Aim:
Copy out each line that includes the word "time".

Entries with figure data:

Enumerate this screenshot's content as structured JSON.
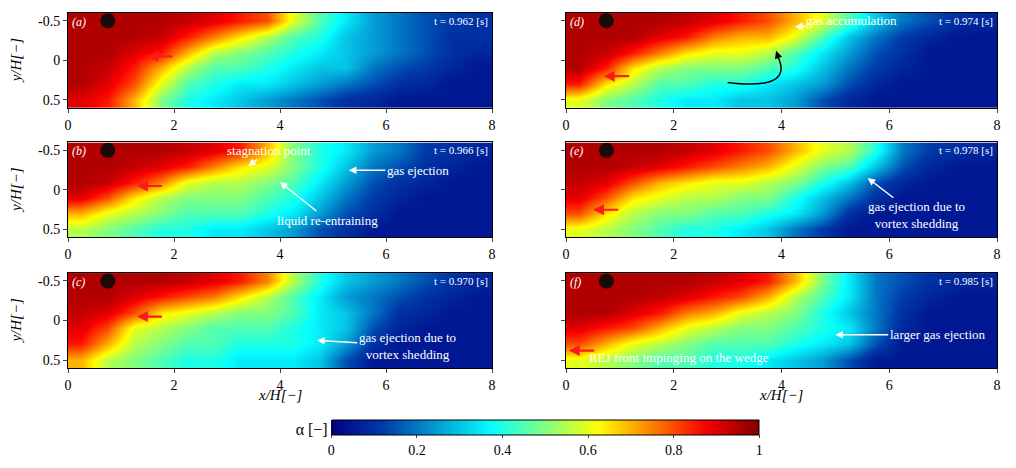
{
  "chart_data": {
    "type": "heatmap",
    "xlabel": "x/H[−]",
    "ylabel": "y/H[−]",
    "xlim": [
      0,
      8
    ],
    "ylim": [
      0.6,
      -0.6
    ],
    "xticks": [
      0,
      2,
      4,
      6,
      8
    ],
    "yticks": [
      -0.5,
      0,
      0.5
    ],
    "x": [
      0.25,
      0.75,
      1.25,
      1.75,
      2.25,
      2.75,
      3.25,
      3.75,
      4.25,
      4.75,
      5.25,
      5.75,
      6.25,
      6.75,
      7.25,
      7.75
    ],
    "y": [
      -0.5,
      -0.3,
      -0.1,
      0.1,
      0.3,
      0.5
    ],
    "colorbar": {
      "title": "α [−]",
      "range": [
        0,
        1
      ],
      "ticks": [
        0,
        0.2,
        0.4,
        0.6,
        0.8,
        1
      ]
    },
    "panels": [
      {
        "label": "(a)",
        "time": "t = 0.962 [s]",
        "dot": [
          0.75,
          -0.5
        ],
        "front_arrow": [
          1.5,
          -0.05
        ],
        "z": [
          [
            0.95,
            0.95,
            0.95,
            0.95,
            0.93,
            0.9,
            0.85,
            0.8,
            0.6,
            0.45,
            0.35,
            0.25,
            0.2,
            0.15,
            0.12,
            0.1
          ],
          [
            0.95,
            0.95,
            0.95,
            0.93,
            0.85,
            0.75,
            0.65,
            0.55,
            0.45,
            0.4,
            0.3,
            0.25,
            0.2,
            0.15,
            0.1,
            0.1
          ],
          [
            0.95,
            0.95,
            0.9,
            0.85,
            0.7,
            0.55,
            0.5,
            0.45,
            0.4,
            0.35,
            0.3,
            0.25,
            0.2,
            0.15,
            0.1,
            0.08
          ],
          [
            0.95,
            0.93,
            0.85,
            0.7,
            0.55,
            0.45,
            0.45,
            0.4,
            0.35,
            0.3,
            0.3,
            0.2,
            0.15,
            0.12,
            0.08,
            0.05
          ],
          [
            0.95,
            0.9,
            0.8,
            0.6,
            0.45,
            0.4,
            0.35,
            0.35,
            0.3,
            0.25,
            0.2,
            0.15,
            0.1,
            0.08,
            0.05,
            0.05
          ],
          [
            0.9,
            0.85,
            0.7,
            0.5,
            0.4,
            0.35,
            0.3,
            0.25,
            0.2,
            0.15,
            0.1,
            0.08,
            0.05,
            0.05,
            0.05,
            0.05
          ]
        ],
        "notes": []
      },
      {
        "label": "(b)",
        "time": "t = 0.966 [s]",
        "dot": [
          0.75,
          -0.5
        ],
        "front_arrow": [
          1.3,
          -0.05
        ],
        "z": [
          [
            0.95,
            0.95,
            0.95,
            0.95,
            0.93,
            0.9,
            0.85,
            0.7,
            0.5,
            0.4,
            0.35,
            0.25,
            0.2,
            0.12,
            0.1,
            0.08
          ],
          [
            0.95,
            0.95,
            0.93,
            0.9,
            0.85,
            0.75,
            0.65,
            0.6,
            0.5,
            0.4,
            0.3,
            0.2,
            0.15,
            0.1,
            0.08,
            0.05
          ],
          [
            0.95,
            0.93,
            0.85,
            0.75,
            0.6,
            0.55,
            0.55,
            0.5,
            0.45,
            0.35,
            0.25,
            0.15,
            0.1,
            0.08,
            0.05,
            0.05
          ],
          [
            0.9,
            0.8,
            0.65,
            0.55,
            0.5,
            0.5,
            0.5,
            0.45,
            0.4,
            0.3,
            0.2,
            0.12,
            0.08,
            0.05,
            0.05,
            0.05
          ],
          [
            0.7,
            0.6,
            0.55,
            0.5,
            0.45,
            0.45,
            0.45,
            0.4,
            0.35,
            0.25,
            0.15,
            0.1,
            0.05,
            0.05,
            0.05,
            0.05
          ],
          [
            0.55,
            0.5,
            0.45,
            0.4,
            0.4,
            0.35,
            0.35,
            0.3,
            0.25,
            0.15,
            0.1,
            0.05,
            0.05,
            0.05,
            0.05,
            0.05
          ]
        ],
        "notes": [
          {
            "text": "stagnation point",
            "x": 3.4,
            "y": -0.3,
            "ax": 3.8,
            "ay": -0.5
          },
          {
            "text": "gas ejection",
            "x": 5.3,
            "y": -0.25,
            "ax": 6.6,
            "ay": -0.25
          },
          {
            "text": "liquid re-entraining",
            "x": 4.0,
            "y": -0.1,
            "ax": 4.9,
            "ay": 0.38
          }
        ]
      },
      {
        "label": "(c)",
        "time": "t = 0.970 [s]",
        "dot": [
          0.75,
          -0.5
        ],
        "front_arrow": [
          1.3,
          -0.05
        ],
        "z": [
          [
            0.95,
            0.95,
            0.95,
            0.95,
            0.93,
            0.9,
            0.85,
            0.75,
            0.55,
            0.4,
            0.3,
            0.25,
            0.2,
            0.15,
            0.1,
            0.08
          ],
          [
            0.95,
            0.95,
            0.9,
            0.85,
            0.8,
            0.75,
            0.65,
            0.55,
            0.45,
            0.35,
            0.25,
            0.2,
            0.15,
            0.1,
            0.08,
            0.05
          ],
          [
            0.93,
            0.9,
            0.8,
            0.65,
            0.6,
            0.55,
            0.5,
            0.5,
            0.45,
            0.35,
            0.3,
            0.2,
            0.1,
            0.08,
            0.05,
            0.05
          ],
          [
            0.9,
            0.8,
            0.6,
            0.55,
            0.5,
            0.45,
            0.45,
            0.45,
            0.4,
            0.35,
            0.3,
            0.15,
            0.08,
            0.05,
            0.05,
            0.05
          ],
          [
            0.85,
            0.7,
            0.55,
            0.5,
            0.45,
            0.45,
            0.4,
            0.4,
            0.4,
            0.35,
            0.25,
            0.1,
            0.05,
            0.05,
            0.05,
            0.05
          ],
          [
            0.7,
            0.55,
            0.5,
            0.45,
            0.4,
            0.4,
            0.35,
            0.35,
            0.35,
            0.3,
            0.15,
            0.05,
            0.05,
            0.05,
            0.05,
            0.05
          ]
        ],
        "notes": [
          {
            "text": "gas ejection due to\nvortex shedding",
            "x": 4.7,
            "y": 0.25,
            "ax": 6.4,
            "ay": 0.32
          }
        ]
      },
      {
        "label": "(d)",
        "time": "t = 0.974 [s]",
        "dot": [
          0.75,
          -0.5
        ],
        "front_arrow": [
          0.7,
          0.2
        ],
        "z": [
          [
            0.95,
            0.95,
            0.95,
            0.95,
            0.93,
            0.9,
            0.85,
            0.8,
            0.7,
            0.6,
            0.45,
            0.3,
            0.2,
            0.15,
            0.1,
            0.08
          ],
          [
            0.95,
            0.95,
            0.95,
            0.9,
            0.85,
            0.75,
            0.7,
            0.7,
            0.6,
            0.45,
            0.3,
            0.2,
            0.12,
            0.08,
            0.05,
            0.05
          ],
          [
            0.95,
            0.93,
            0.85,
            0.75,
            0.65,
            0.6,
            0.6,
            0.55,
            0.45,
            0.35,
            0.25,
            0.15,
            0.1,
            0.05,
            0.05,
            0.05
          ],
          [
            0.95,
            0.85,
            0.65,
            0.55,
            0.5,
            0.5,
            0.5,
            0.45,
            0.4,
            0.3,
            0.2,
            0.12,
            0.08,
            0.05,
            0.05,
            0.05
          ],
          [
            0.85,
            0.65,
            0.55,
            0.45,
            0.45,
            0.4,
            0.4,
            0.35,
            0.3,
            0.25,
            0.15,
            0.08,
            0.05,
            0.05,
            0.05,
            0.05
          ],
          [
            0.6,
            0.5,
            0.45,
            0.4,
            0.35,
            0.35,
            0.3,
            0.3,
            0.25,
            0.15,
            0.08,
            0.05,
            0.05,
            0.05,
            0.05,
            0.05
          ]
        ],
        "notes": [
          {
            "text": "gas accumulation",
            "x": 4.25,
            "y": -0.42,
            "ax": 5.3,
            "ay": -0.5
          }
        ]
      },
      {
        "label": "(e)",
        "time": "t = 0.978 [s]",
        "dot": [
          0.75,
          -0.5
        ],
        "front_arrow": [
          0.5,
          0.25
        ],
        "z": [
          [
            0.95,
            0.95,
            0.95,
            0.95,
            0.93,
            0.9,
            0.85,
            0.8,
            0.7,
            0.6,
            0.55,
            0.4,
            0.2,
            0.12,
            0.1,
            0.08
          ],
          [
            0.95,
            0.95,
            0.93,
            0.9,
            0.85,
            0.8,
            0.75,
            0.7,
            0.6,
            0.5,
            0.45,
            0.3,
            0.15,
            0.08,
            0.05,
            0.05
          ],
          [
            0.93,
            0.9,
            0.8,
            0.7,
            0.65,
            0.6,
            0.6,
            0.55,
            0.5,
            0.4,
            0.3,
            0.15,
            0.08,
            0.05,
            0.05,
            0.05
          ],
          [
            0.9,
            0.8,
            0.65,
            0.6,
            0.55,
            0.55,
            0.5,
            0.5,
            0.4,
            0.3,
            0.2,
            0.1,
            0.05,
            0.05,
            0.05,
            0.05
          ],
          [
            0.8,
            0.65,
            0.55,
            0.5,
            0.5,
            0.45,
            0.45,
            0.4,
            0.35,
            0.25,
            0.1,
            0.05,
            0.05,
            0.05,
            0.05,
            0.05
          ],
          [
            0.6,
            0.55,
            0.5,
            0.45,
            0.4,
            0.4,
            0.35,
            0.3,
            0.2,
            0.12,
            0.05,
            0.05,
            0.05,
            0.05,
            0.05,
            0.05
          ]
        ],
        "notes": [
          {
            "text": "gas ejection due to\nvortex shedding",
            "x": 5.6,
            "y": -0.15,
            "ax": 6.5,
            "ay": 0.32
          }
        ]
      },
      {
        "label": "(f)",
        "time": "t = 0.985 [s]",
        "dot": [
          0.75,
          -0.5
        ],
        "front_arrow": [
          0.05,
          0.38
        ],
        "z": [
          [
            0.95,
            0.95,
            0.95,
            0.95,
            0.95,
            0.93,
            0.9,
            0.85,
            0.7,
            0.5,
            0.35,
            0.2,
            0.15,
            0.1,
            0.08,
            0.08
          ],
          [
            0.95,
            0.95,
            0.95,
            0.93,
            0.9,
            0.85,
            0.8,
            0.7,
            0.55,
            0.45,
            0.35,
            0.2,
            0.12,
            0.08,
            0.05,
            0.05
          ],
          [
            0.95,
            0.95,
            0.9,
            0.85,
            0.75,
            0.7,
            0.6,
            0.55,
            0.5,
            0.4,
            0.3,
            0.2,
            0.1,
            0.05,
            0.05,
            0.05
          ],
          [
            0.9,
            0.85,
            0.8,
            0.7,
            0.6,
            0.55,
            0.5,
            0.5,
            0.45,
            0.4,
            0.35,
            0.2,
            0.08,
            0.05,
            0.05,
            0.05
          ],
          [
            0.8,
            0.7,
            0.6,
            0.55,
            0.5,
            0.45,
            0.45,
            0.45,
            0.4,
            0.35,
            0.3,
            0.15,
            0.05,
            0.05,
            0.05,
            0.05
          ],
          [
            0.6,
            0.55,
            0.5,
            0.45,
            0.45,
            0.4,
            0.4,
            0.35,
            0.3,
            0.25,
            0.15,
            0.05,
            0.05,
            0.05,
            0.05,
            0.05
          ]
        ],
        "notes": [
          {
            "text": "larger gas ejection",
            "x": 5.0,
            "y": 0.18,
            "ax": 6.9,
            "ay": 0.18
          },
          {
            "text": "REJ front impinging on the wedge",
            "x": 2.1,
            "y": 0.47
          }
        ]
      }
    ]
  }
}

Response for this exercise:
        "time": "t = 0.962 [s]",
        "time": "t = 0.966 [s]",
        "time": "t = 0.970 [s]",
        "time": "t = 0.974 [s]",
        "time": "t = 0.978 [s]",
        "time": "t = 0.985 [s]",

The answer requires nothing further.